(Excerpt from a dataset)
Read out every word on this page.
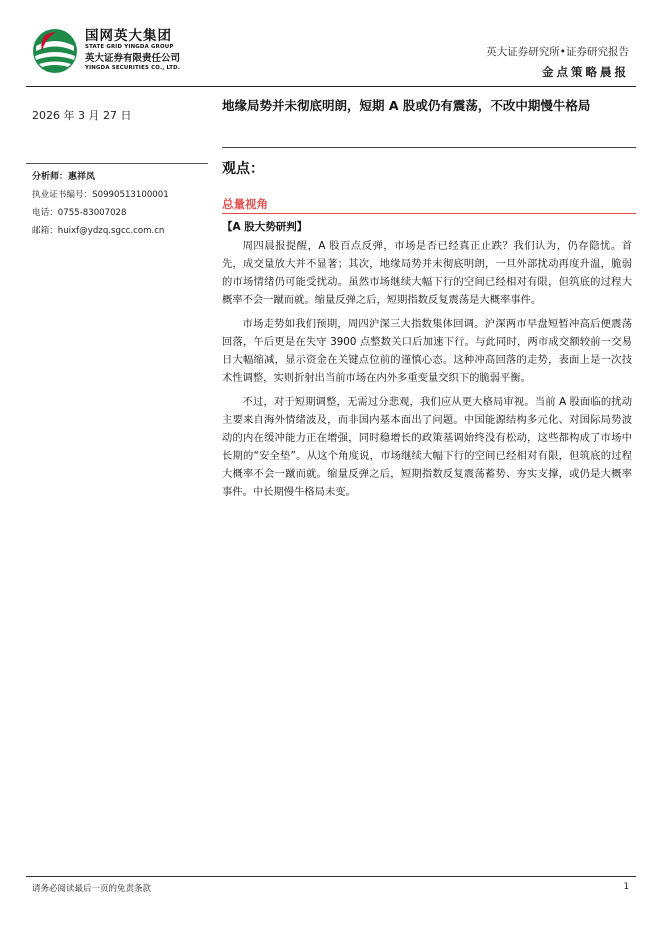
国网英大集团
STATE GRID YINGDA GROUP
英大证券有限责任公司
YINGDA SECURITIES CO., LTD.
英大证券研究所•证券研究报告
金点策略晨报
2026 年 3 月 27 日
地缘局势并未彻底明朗，短期 A 股或仍有震荡，不改中期慢牛格局
分析师：惠祥凤
执业证书编号：S0990513100001
电话：0755-83007028
邮箱：huixf@ydzq.sgcc.com.cn
观点：
总量视角
【A 股大势研判】

周四晨报提醒，A 股百点反弹，市场是否已经真正止跌？我们认为，仍存隐忧。首先，成交量放大并不显著；其次，地缘局势并未彻底明朗，一旦外部扰动再度升温，脆弱的市场情绪仍可能受扰动。虽然市场继续大幅下行的空间已经相对有限，但筑底的过程大概率不会一蹴而就。缩量反弹之后，短期指数反复震荡是大概率事件。

市场走势如我们预期，周四沪深三大指数集体回调。沪深两市早盘短暂冲高后便震荡回落，午后更是在失守 3900 点整数关口后加速下行。与此同时，两市成交额较前一交易日大幅缩减，显示资金在关键点位前的谨慎心态。这种冲高回落的走势，表面上是一次技术性调整，实则折射出当前市场在内外多重变量交织下的脆弱平衡。

不过，对于短期调整，无需过分悲观，我们应从更大格局审视。当前 A 股面临的扰动主要来自海外情绪波及，而非国内基本面出了问题。中国能源结构多元化、对国际局势波动的内在缓冲能力正在增强，同时稳增长的政策基调始终没有松动，这些都构成了市场中长期的“安全垫”。从这个角度说，市场继续大幅下行的空间已经相对有限，但筑底的过程大概率不会一蹴而就。缩量反弹之后，短期指数反复震荡蓄势、夯实支撑，或仍是大概率事件。中长期慢牛格局未变。

请务必阅读最后一页的免责条款	1
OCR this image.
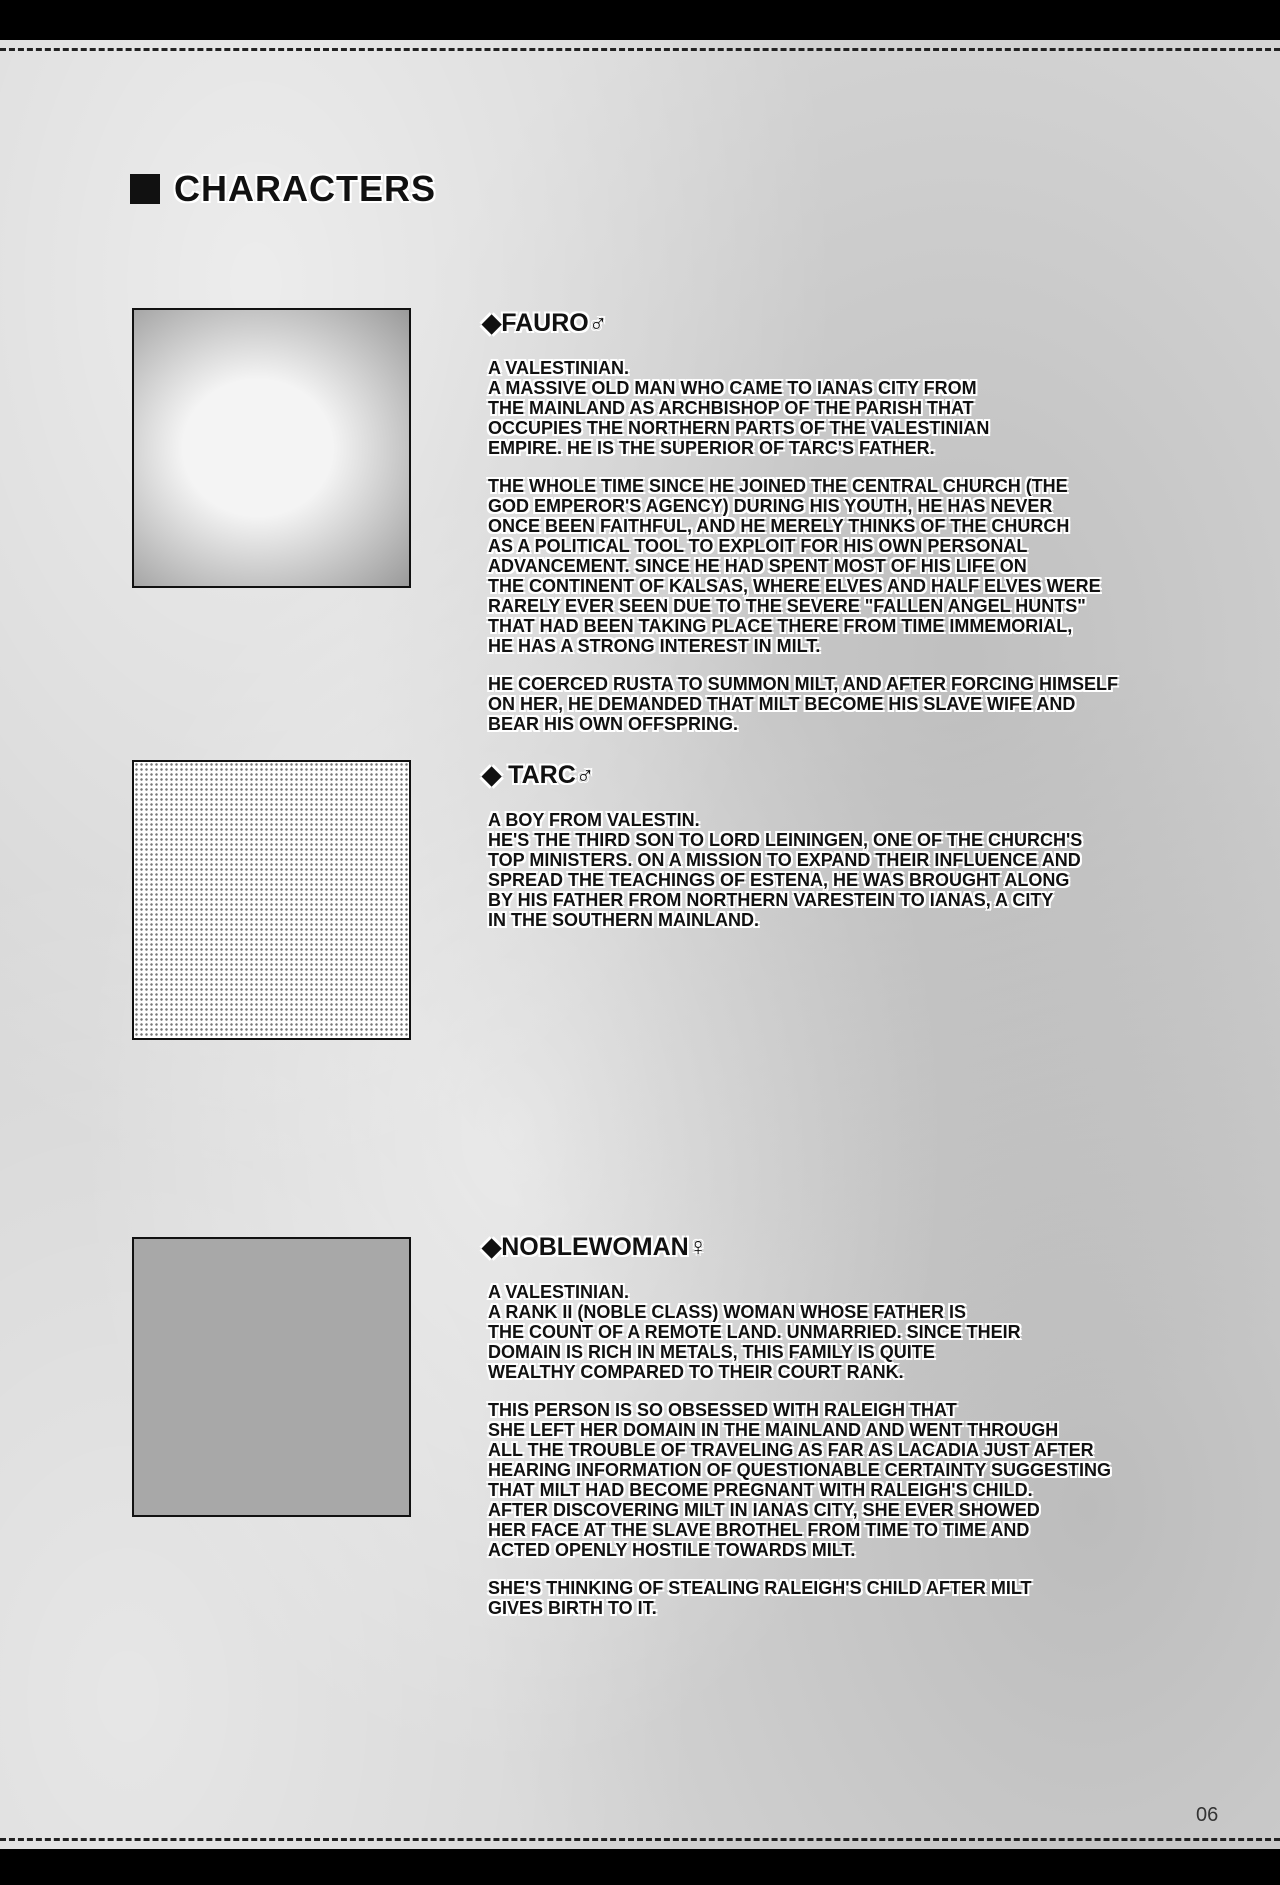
CHARACTERS
◆FAURO♂
A VALESTINIAN.
A MASSIVE OLD MAN WHO CAME TO IANAS CITY FROM
THE MAINLAND AS ARCHBISHOP OF THE PARISH THAT
OCCUPIES THE NORTHERN PARTS OF THE VALESTINIAN
EMPIRE. HE IS THE SUPERIOR OF TARC'S FATHER.
THE WHOLE TIME SINCE HE JOINED THE CENTRAL CHURCH (THE
GOD EMPEROR'S AGENCY) DURING HIS YOUTH, HE HAS NEVER
ONCE BEEN FAITHFUL, AND HE MERELY THINKS OF THE CHURCH
AS A POLITICAL TOOL TO EXPLOIT FOR HIS OWN PERSONAL
ADVANCEMENT. SINCE HE HAD SPENT MOST OF HIS LIFE ON
THE CONTINENT OF KALSAS, WHERE ELVES AND HALF ELVES WERE
RARELY EVER SEEN DUE TO THE SEVERE "FALLEN ANGEL HUNTS"
THAT HAD BEEN TAKING PLACE THERE FROM TIME IMMEMORIAL,
HE HAS A STRONG INTEREST IN MILT.
HE COERCED RUSTA TO SUMMON MILT, AND AFTER FORCING HIMSELF
ON HER, HE DEMANDED THAT MILT BECOME HIS SLAVE WIFE AND
BEAR HIS OWN OFFSPRING.
◆ TARC♂
A BOY FROM VALESTIN.
HE'S THE THIRD SON TO LORD LEININGEN, ONE OF THE CHURCH'S
TOP MINISTERS. ON A MISSION TO EXPAND THEIR INFLUENCE AND
SPREAD THE TEACHINGS OF ESTENA, HE WAS BROUGHT ALONG
BY HIS FATHER FROM NORTHERN VARESTEIN TO IANAS, A CITY
IN THE SOUTHERN MAINLAND.
◆NOBLEWOMAN♀
A VALESTINIAN.
A RANK II (NOBLE CLASS) WOMAN WHOSE FATHER IS
THE COUNT OF A REMOTE LAND. UNMARRIED. SINCE THEIR
DOMAIN IS RICH IN METALS, THIS FAMILY IS QUITE
WEALTHY COMPARED TO THEIR COURT RANK.
THIS PERSON IS SO OBSESSED WITH RALEIGH THAT
SHE LEFT HER DOMAIN IN THE MAINLAND AND WENT THROUGH
ALL THE TROUBLE OF TRAVELING AS FAR AS LACADIA JUST AFTER
HEARING INFORMATION OF QUESTIONABLE CERTAINTY SUGGESTING
THAT MILT HAD BECOME PREGNANT WITH RALEIGH'S CHILD.
AFTER DISCOVERING MILT IN IANAS CITY, SHE EVER SHOWED
HER FACE AT THE SLAVE BROTHEL FROM TIME TO TIME AND
ACTED OPENLY HOSTILE TOWARDS MILT.
SHE'S THINKING OF STEALING RALEIGH'S CHILD AFTER MILT
GIVES BIRTH TO IT.
06
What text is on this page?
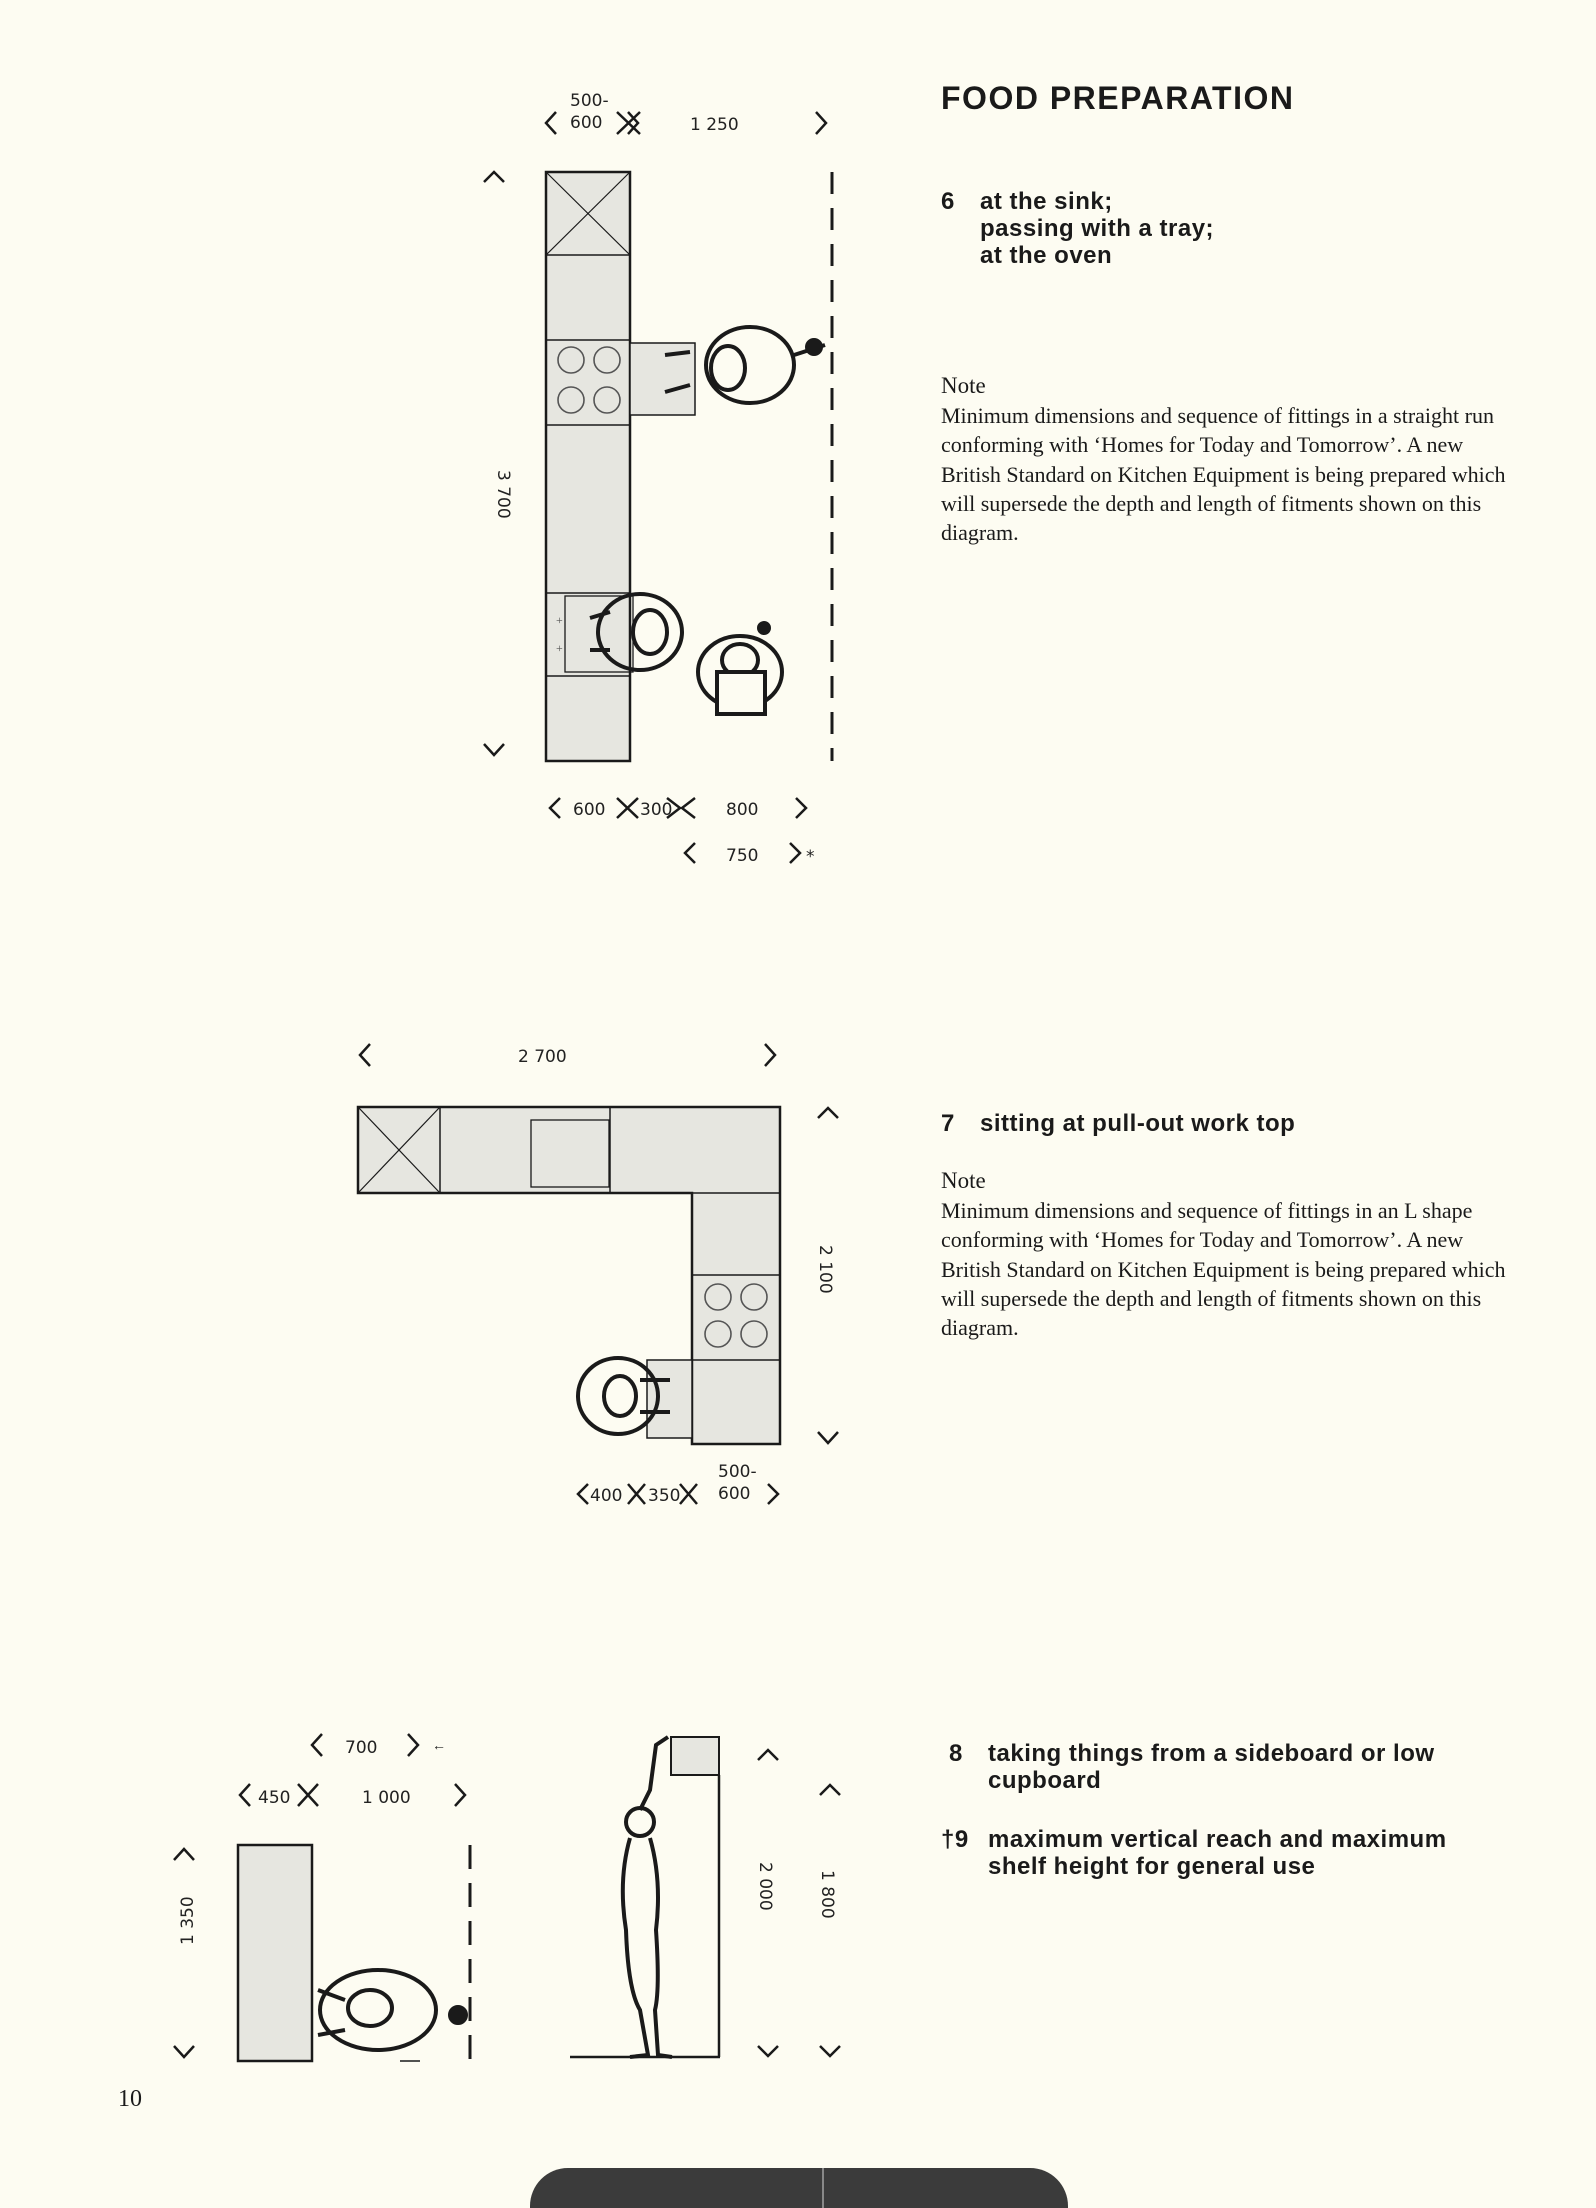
FOOD PREPARATION
6 at the sink;
passing with a tray;
at the oven
Note
Minimum dimensions and sequence of fittings in a straight run conforming with ‘Homes for Today and Tomorrow’. A new British Standard on Kitchen Equipment is being prepared which will supersede the depth and length of fitments shown on this diagram.
7 sitting at pull-out work top
Note
Minimum dimensions and sequence of fittings in an L shape conforming with ‘Homes for Today and Tomorrow’. A new British Standard on Kitchen Equipment is being prepared which will supersede the depth and length of fitments shown on this diagram.
8 taking things from a sideboard or low
cupboard
†9 maximum vertical reach and maximum
shelf height for general use
10
+
+
500-600	1 250
3 700
600 300	800
750	*
2 700
2 100
400 350
500-600
700	←
450	1 000
1 350
2 000 1 800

## Work to complete
Select and copy every line from the records that includes the word "Today".

## Written answer
Minimum dimensions and sequence of fittings in a straight run conforming with ‘Homes for Today and Tomorrow’. A new British Standard on Kitchen Equipment is being prepared which will supersede the depth and length of fitments shown on this diagram.
Minimum dimensions and sequence of fittings in an L shape conforming with ‘Homes for Today and Tomorrow’. A new British Standard on Kitchen Equipment is being prepared which will supersede the depth and length of fitments shown on this diagram.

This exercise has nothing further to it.